*** Records for this task

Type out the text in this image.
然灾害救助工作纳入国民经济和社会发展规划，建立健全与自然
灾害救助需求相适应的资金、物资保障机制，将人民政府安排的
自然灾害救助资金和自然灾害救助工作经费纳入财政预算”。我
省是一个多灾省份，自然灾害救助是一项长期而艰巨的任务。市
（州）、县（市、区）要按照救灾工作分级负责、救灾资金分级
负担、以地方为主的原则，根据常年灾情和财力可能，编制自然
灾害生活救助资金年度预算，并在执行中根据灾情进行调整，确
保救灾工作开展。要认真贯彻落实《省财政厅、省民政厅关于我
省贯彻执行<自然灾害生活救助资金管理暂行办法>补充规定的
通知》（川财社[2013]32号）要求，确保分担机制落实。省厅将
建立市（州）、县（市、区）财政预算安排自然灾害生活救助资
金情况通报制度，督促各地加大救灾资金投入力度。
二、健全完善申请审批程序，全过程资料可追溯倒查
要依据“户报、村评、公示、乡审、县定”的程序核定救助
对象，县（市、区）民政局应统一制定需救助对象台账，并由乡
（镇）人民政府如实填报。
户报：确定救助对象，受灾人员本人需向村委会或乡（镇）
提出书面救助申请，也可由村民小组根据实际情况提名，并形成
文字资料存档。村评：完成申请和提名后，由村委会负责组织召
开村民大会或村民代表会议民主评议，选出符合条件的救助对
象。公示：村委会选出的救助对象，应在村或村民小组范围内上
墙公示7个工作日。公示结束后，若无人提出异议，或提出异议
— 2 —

******

■ Given instruction ■
Extract the full listing above without altering anything.

■ Reply ■
Type out the text in this image.
然灾害救助工作纳入国民经济和社会发展规划，建立健全与自然
灾害救助需求相适应的资金、物资保障机制，将人民政府安排的
自然灾害救助资金和自然灾害救助工作经费纳入财政预算”。我
省是一个多灾省份，自然灾害救助是一项长期而艰巨的任务。市
（州）、县（市、区）要按照救灾工作分级负责、救灾资金分级
负担、以地方为主的原则，根据常年灾情和财力可能，编制自然
灾害生活救助资金年度预算，并在执行中根据灾情进行调整，确
保救灾工作开展。要认真贯彻落实《省财政厅、省民政厅关于我
省贯彻执行<自然灾害生活救助资金管理暂行办法>补充规定的
通知》（川财社[2013]32号）要求，确保分担机制落实。省厅将
建立市（州）、县（市、区）财政预算安排自然灾害生活救助资
金情况通报制度，督促各地加大救灾资金投入力度。
二、健全完善申请审批程序，全过程资料可追溯倒查
要依据“户报、村评、公示、乡审、县定”的程序核定救助
对象，县（市、区）民政局应统一制定需救助对象台账，并由乡
（镇）人民政府如实填报。
户报：确定救助对象，受灾人员本人需向村委会或乡（镇）
提出书面救助申请，也可由村民小组根据实际情况提名，并形成
文字资料存档。村评：完成申请和提名后，由村委会负责组织召
开村民大会或村民代表会议民主评议，选出符合条件的救助对
象。公示：村委会选出的救助对象，应在村或村民小组范围内上
墙公示7个工作日。公示结束后，若无人提出异议，或提出异议
— 2 —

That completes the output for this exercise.